EXTRACTED ENTRIES:
::::::

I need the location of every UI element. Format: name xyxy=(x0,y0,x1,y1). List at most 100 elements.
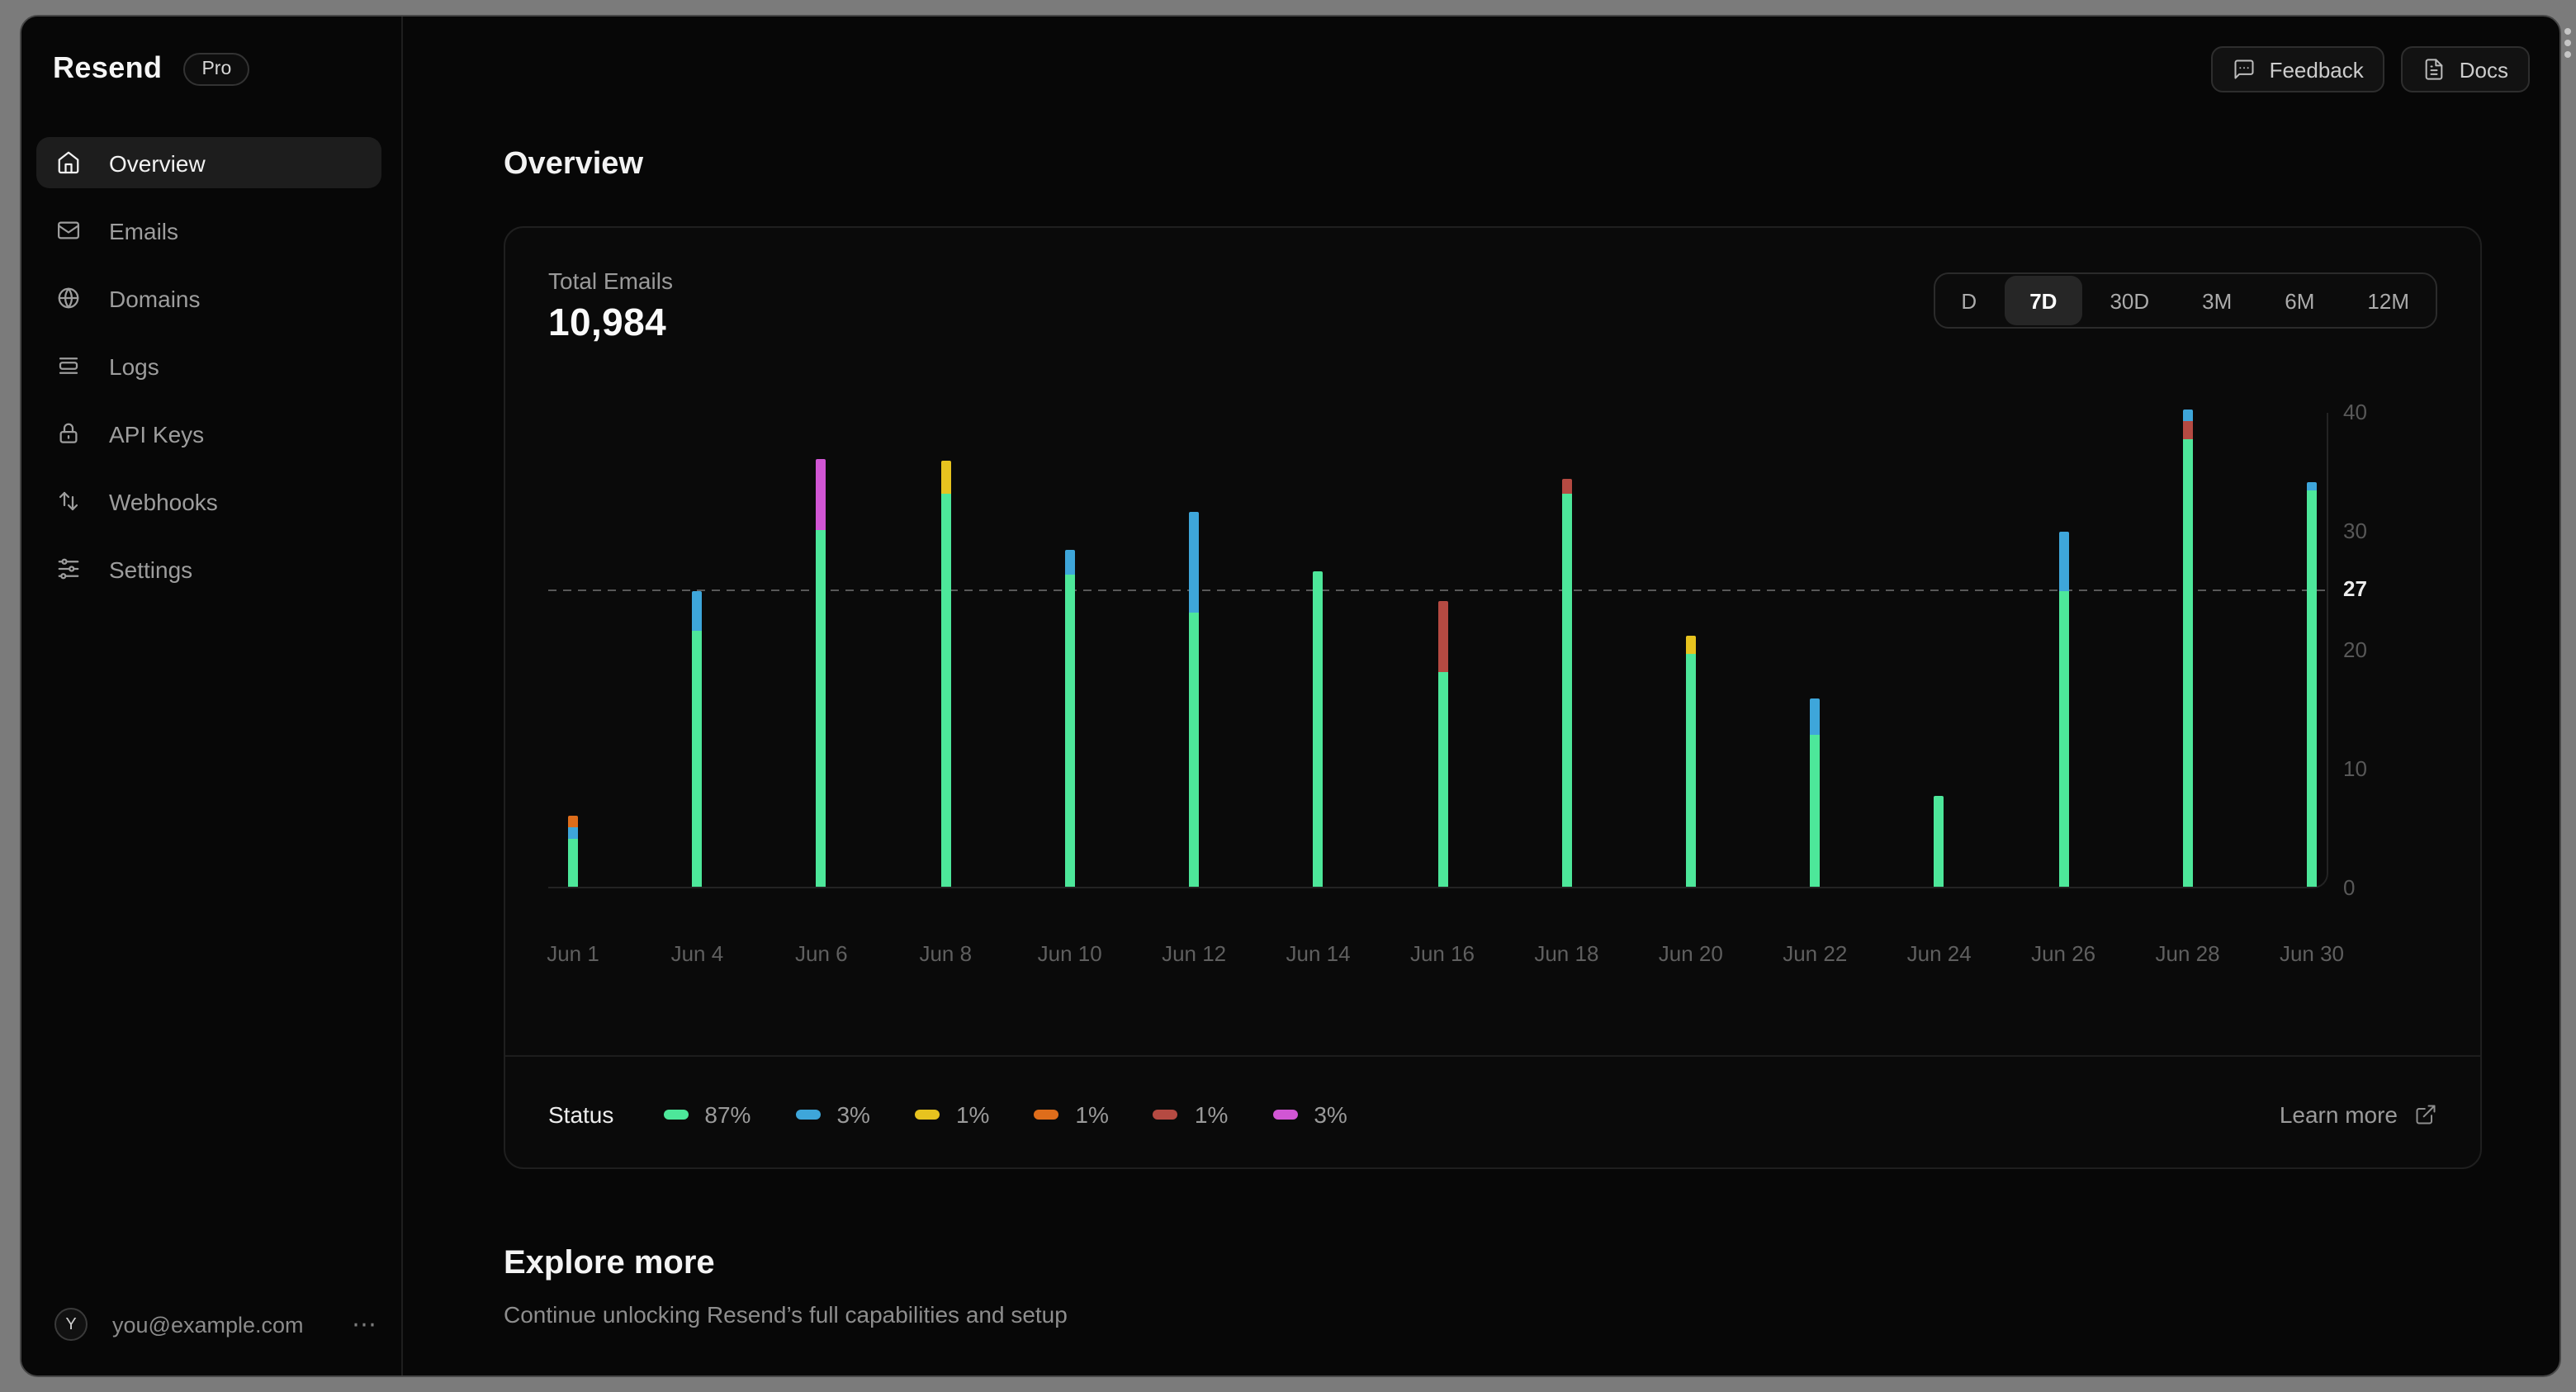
external-link-icon xyxy=(2416,1104,2436,1124)
bar-segment-blue xyxy=(1810,698,1821,735)
bar-jun-14[interactable] xyxy=(1313,571,1324,887)
legend-item-yellow: 1% xyxy=(914,1101,989,1127)
sidebar-item-domains[interactable]: Domains xyxy=(36,272,381,324)
range-option-d[interactable]: D xyxy=(1934,274,2003,327)
sidebar-item-emails[interactable]: Emails xyxy=(36,205,381,256)
document-icon xyxy=(2426,59,2444,80)
y-axis-tick: 30 xyxy=(2343,518,2367,543)
x-axis-label: Jun 12 xyxy=(1162,941,1227,966)
metric-value: 10,984 xyxy=(548,301,667,343)
legend-item-green: 87% xyxy=(663,1101,751,1127)
reference-line-label: 27 xyxy=(2343,576,2367,601)
bar-jun-26[interactable] xyxy=(2058,531,2069,887)
logo-row: Resend Pro xyxy=(53,51,250,86)
legend-percent: 87% xyxy=(704,1101,751,1127)
bar-segment-green xyxy=(2182,439,2193,887)
bar-jun-18[interactable] xyxy=(1561,479,1572,887)
bar-jun-30[interactable] xyxy=(2307,481,2317,887)
bar-segment-blue xyxy=(2182,410,2193,422)
sidebar-item-label: Overview xyxy=(109,149,206,176)
range-option-30d[interactable]: 30D xyxy=(2083,274,2176,327)
x-axis-label: Jun 26 xyxy=(2031,941,2096,966)
logs-icon xyxy=(59,357,78,374)
sliders-icon xyxy=(58,558,79,580)
sidebar-item-api-keys[interactable]: API Keys xyxy=(36,408,381,459)
status-row: Status 87% 3% 1% 1% 1% 3% Learn more xyxy=(505,1055,2480,1171)
bar-segment-blue xyxy=(1064,550,1075,575)
bar-jun-8[interactable] xyxy=(940,461,951,887)
explore-more-subtitle: Continue unlocking Resend’s full capabil… xyxy=(504,1301,1068,1328)
legend-percent: 3% xyxy=(1314,1101,1347,1127)
pro-badge: Pro xyxy=(183,52,250,85)
bar-segment-yellow xyxy=(1685,636,1696,654)
legend-swatch-magenta xyxy=(1272,1109,1298,1119)
range-option-6m[interactable]: 6M xyxy=(2258,274,2341,327)
legend-percent: 1% xyxy=(1075,1101,1109,1127)
resend-logo: Resend xyxy=(53,51,163,84)
bar-jun-1[interactable] xyxy=(568,815,578,887)
x-axis-label: Jun 1 xyxy=(547,941,599,966)
bar-jun-20[interactable] xyxy=(1685,636,1696,887)
legend-percent: 1% xyxy=(1194,1101,1229,1127)
sidebar-item-webhooks[interactable]: Webhooks xyxy=(36,476,381,527)
learn-more-link[interactable]: Learn more xyxy=(2280,1101,2437,1127)
status-legend: Status 87% 3% 1% 1% 1% 3% xyxy=(548,1101,1347,1127)
bar-jun-28[interactable] xyxy=(2182,410,2193,887)
sidebar: Resend Pro Overview Emails Domains Logs API … xyxy=(21,17,403,1375)
range-option-7d[interactable]: 7D xyxy=(2005,276,2082,325)
bar-segment-orange xyxy=(568,815,578,828)
sidebar-item-overview[interactable]: Overview xyxy=(36,137,381,188)
user-email: you@example.com xyxy=(112,1312,304,1337)
bar-segment-green xyxy=(692,631,703,887)
legend-item-magenta: 3% xyxy=(1272,1101,1347,1127)
avatar[interactable]: Y xyxy=(54,1308,88,1341)
bar-segment-red xyxy=(2182,421,2193,440)
legend-swatch-orange xyxy=(1034,1109,1059,1119)
bar-segment-magenta xyxy=(816,458,826,530)
bar-jun-12[interactable] xyxy=(1189,512,1200,887)
range-option-12m[interactable]: 12M xyxy=(2341,274,2436,327)
bar-segment-green xyxy=(1313,571,1324,887)
metric-label: Total Emails xyxy=(548,268,673,294)
bar-jun-24[interactable] xyxy=(1934,796,1944,887)
bar-jun-16[interactable] xyxy=(1437,601,1447,887)
sidebar-item-label: Domains xyxy=(109,285,201,311)
sidebar-footer: Y you@example.com ⋯ xyxy=(54,1308,378,1341)
docs-button[interactable]: Docs xyxy=(2401,46,2530,92)
y-axis-tick: 10 xyxy=(2343,756,2367,781)
user-menu-ellipsis-icon[interactable]: ⋯ xyxy=(352,1309,378,1339)
x-axis-label: Jun 10 xyxy=(1037,941,1102,966)
sidebar-item-label: API Keys xyxy=(109,420,205,447)
legend-swatch-yellow xyxy=(914,1109,940,1119)
scrollbar[interactable] xyxy=(2564,28,2571,58)
arrows-up-down-icon xyxy=(59,491,78,511)
sidebar-item-logs[interactable]: Logs xyxy=(36,340,381,391)
sidebar-item-label: Settings xyxy=(109,556,193,582)
sidebar-item-label: Emails xyxy=(109,217,179,244)
learn-more-label: Learn more xyxy=(2279,1101,2398,1127)
bar-segment-green xyxy=(2058,591,2069,887)
bar-segment-green xyxy=(1064,574,1075,887)
sidebar-item-settings[interactable]: Settings xyxy=(36,543,381,594)
bar-segment-green xyxy=(1189,613,1200,887)
x-axis-label: Jun 30 xyxy=(2279,941,2345,966)
topbar: Feedback Docs xyxy=(2211,46,2530,92)
legend-item-red: 1% xyxy=(1153,1101,1228,1127)
bar-segment-red xyxy=(1437,601,1447,673)
bar-jun-10[interactable] xyxy=(1064,550,1075,887)
bar-jun-4[interactable] xyxy=(692,591,703,887)
feedback-button-label: Feedback xyxy=(2269,57,2364,82)
range-option-3m[interactable]: 3M xyxy=(2176,274,2258,327)
home-icon xyxy=(58,151,79,174)
bar-jun-6[interactable] xyxy=(816,458,826,887)
bar-segment-green xyxy=(1561,494,1572,887)
x-axis-label: Jun 8 xyxy=(919,941,973,966)
feedback-button[interactable]: Feedback xyxy=(2211,46,2385,92)
x-axis-label: Jun 16 xyxy=(1409,941,1475,966)
bar-jun-22[interactable] xyxy=(1810,698,1821,887)
bar-segment-blue xyxy=(2307,481,2317,491)
x-axis-label: Jun 4 xyxy=(670,941,724,966)
legend-item-orange: 1% xyxy=(1034,1101,1109,1127)
globe-icon xyxy=(58,287,79,309)
sidebar-nav: Overview Emails Domains Logs API Keys Webhook… xyxy=(36,137,381,611)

::::::

WHAT IS BEING ASKED: Write out the data above verbatim, leaving out the picture.

EXERCISE OUTPUT:
I need the location of every UI element. Format: name xyxy=(x0,y0,x1,y1). List at most 100 elements.
external-link-icon xyxy=(2416,1104,2436,1124)
bar-segment-blue xyxy=(1810,698,1821,735)
bar-jun-14[interactable] xyxy=(1313,571,1324,887)
legend-item-yellow: 1% xyxy=(914,1101,989,1127)
sidebar-item-domains[interactable]: Domains xyxy=(36,272,381,324)
range-option-d[interactable]: D xyxy=(1934,274,2003,327)
sidebar-item-emails[interactable]: Emails xyxy=(36,205,381,256)
document-icon xyxy=(2426,59,2444,80)
y-axis-tick: 30 xyxy=(2343,518,2367,543)
x-axis-label: Jun 12 xyxy=(1162,941,1227,966)
metric-value: 10,984 xyxy=(548,301,667,343)
legend-item-green: 87% xyxy=(663,1101,751,1127)
reference-line-label: 27 xyxy=(2343,576,2367,601)
bar-jun-26[interactable] xyxy=(2058,531,2069,887)
logo-row: Resend Pro xyxy=(53,51,250,86)
legend-percent: 87% xyxy=(704,1101,751,1127)
bar-segment-green xyxy=(2182,439,2193,887)
bar-jun-18[interactable] xyxy=(1561,479,1572,887)
bar-jun-30[interactable] xyxy=(2307,481,2317,887)
bar-segment-blue xyxy=(2182,410,2193,422)
sidebar-item-label: Overview xyxy=(109,149,206,176)
range-option-30d[interactable]: 30D xyxy=(2083,274,2176,327)
x-axis-label: Jun 26 xyxy=(2031,941,2096,966)
logs-icon xyxy=(59,357,78,374)
sliders-icon xyxy=(58,558,79,580)
sidebar-item-api-keys[interactable]: API Keys xyxy=(36,408,381,459)
status-row: Status 87% 3% 1% 1% 1% 3% Learn more xyxy=(505,1055,2480,1171)
bar-segment-blue xyxy=(1064,550,1075,575)
bar-jun-8[interactable] xyxy=(940,461,951,887)
explore-more-subtitle: Continue unlocking Resend’s full capabil… xyxy=(504,1301,1068,1328)
legend-percent: 3% xyxy=(1314,1101,1347,1127)
pro-badge: Pro xyxy=(183,52,250,85)
bar-segment-yellow xyxy=(1685,636,1696,654)
legend-swatch-magenta xyxy=(1272,1109,1298,1119)
range-option-6m[interactable]: 6M xyxy=(2258,274,2341,327)
legend-percent: 1% xyxy=(1075,1101,1109,1127)
resend-logo: Resend xyxy=(53,51,163,84)
bar-jun-1[interactable] xyxy=(568,815,578,887)
x-axis-label: Jun 1 xyxy=(547,941,599,966)
bar-jun-20[interactable] xyxy=(1685,636,1696,887)
legend-percent: 1% xyxy=(1194,1101,1229,1127)
sidebar-item-webhooks[interactable]: Webhooks xyxy=(36,476,381,527)
learn-more-link[interactable]: Learn more xyxy=(2280,1101,2437,1127)
status-legend: Status 87% 3% 1% 1% 1% 3% xyxy=(548,1101,1347,1127)
bar-jun-28[interactable] xyxy=(2182,410,2193,887)
sidebar: Resend Pro Overview Emails Domains Logs API … xyxy=(21,17,403,1375)
range-option-7d[interactable]: 7D xyxy=(2005,276,2082,325)
bar-segment-orange xyxy=(568,815,578,828)
sidebar-item-overview[interactable]: Overview xyxy=(36,137,381,188)
user-email: you@example.com xyxy=(112,1312,304,1337)
bar-segment-green xyxy=(692,631,703,887)
legend-item-magenta: 3% xyxy=(1272,1101,1347,1127)
avatar[interactable]: Y xyxy=(54,1308,88,1341)
bar-segment-red xyxy=(2182,421,2193,440)
legend-swatch-orange xyxy=(1034,1109,1059,1119)
bar-segment-magenta xyxy=(816,458,826,530)
bar-jun-12[interactable] xyxy=(1189,512,1200,887)
range-option-12m[interactable]: 12M xyxy=(2341,274,2436,327)
bar-segment-green xyxy=(1313,571,1324,887)
metric-label: Total Emails xyxy=(548,268,673,294)
bar-jun-24[interactable] xyxy=(1934,796,1944,887)
bar-jun-16[interactable] xyxy=(1437,601,1447,887)
sidebar-item-label: Domains xyxy=(109,285,201,311)
sidebar-footer: Y you@example.com ⋯ xyxy=(54,1308,378,1341)
docs-button[interactable]: Docs xyxy=(2401,46,2530,92)
y-axis-tick: 10 xyxy=(2343,756,2367,781)
user-menu-ellipsis-icon[interactable]: ⋯ xyxy=(352,1309,378,1339)
x-axis-label: Jun 10 xyxy=(1037,941,1102,966)
sidebar-item-label: API Keys xyxy=(109,420,205,447)
legend-swatch-yellow xyxy=(914,1109,940,1119)
scrollbar[interactable] xyxy=(2564,28,2571,58)
arrows-up-down-icon xyxy=(59,491,78,511)
sidebar-item-logs[interactable]: Logs xyxy=(36,340,381,391)
sidebar-item-label: Settings xyxy=(109,556,193,582)
sidebar-item-label: Emails xyxy=(109,217,179,244)
learn-more-label: Learn more xyxy=(2279,1101,2398,1127)
bar-segment-green xyxy=(2058,591,2069,887)
bar-segment-green xyxy=(1064,574,1075,887)
sidebar-item-settings[interactable]: Settings xyxy=(36,543,381,594)
bar-segment-green xyxy=(1189,613,1200,887)
x-axis-label: Jun 30 xyxy=(2279,941,2345,966)
topbar: Feedback Docs xyxy=(2211,46,2530,92)
legend-item-red: 1% xyxy=(1153,1101,1228,1127)
bar-segment-red xyxy=(1437,601,1447,673)
bar-jun-10[interactable] xyxy=(1064,550,1075,887)
bar-jun-4[interactable] xyxy=(692,591,703,887)
feedback-button-label: Feedback xyxy=(2269,57,2364,82)
range-option-3m[interactable]: 3M xyxy=(2176,274,2258,327)
home-icon xyxy=(58,151,79,174)
bar-jun-6[interactable] xyxy=(816,458,826,887)
bar-segment-green xyxy=(1561,494,1572,887)
x-axis-label: Jun 8 xyxy=(919,941,973,966)
feedback-button[interactable]: Feedback xyxy=(2211,46,2385,92)
x-axis-label: Jun 16 xyxy=(1409,941,1475,966)
bar-jun-22[interactable] xyxy=(1810,698,1821,887)
bar-segment-blue xyxy=(2307,481,2317,491)
x-axis-label: Jun 4 xyxy=(670,941,724,966)
legend-item-orange: 1% xyxy=(1034,1101,1109,1127)
globe-icon xyxy=(58,287,79,309)
sidebar-nav: Overview Emails Domains Logs API Keys Webhook… xyxy=(36,137,381,611)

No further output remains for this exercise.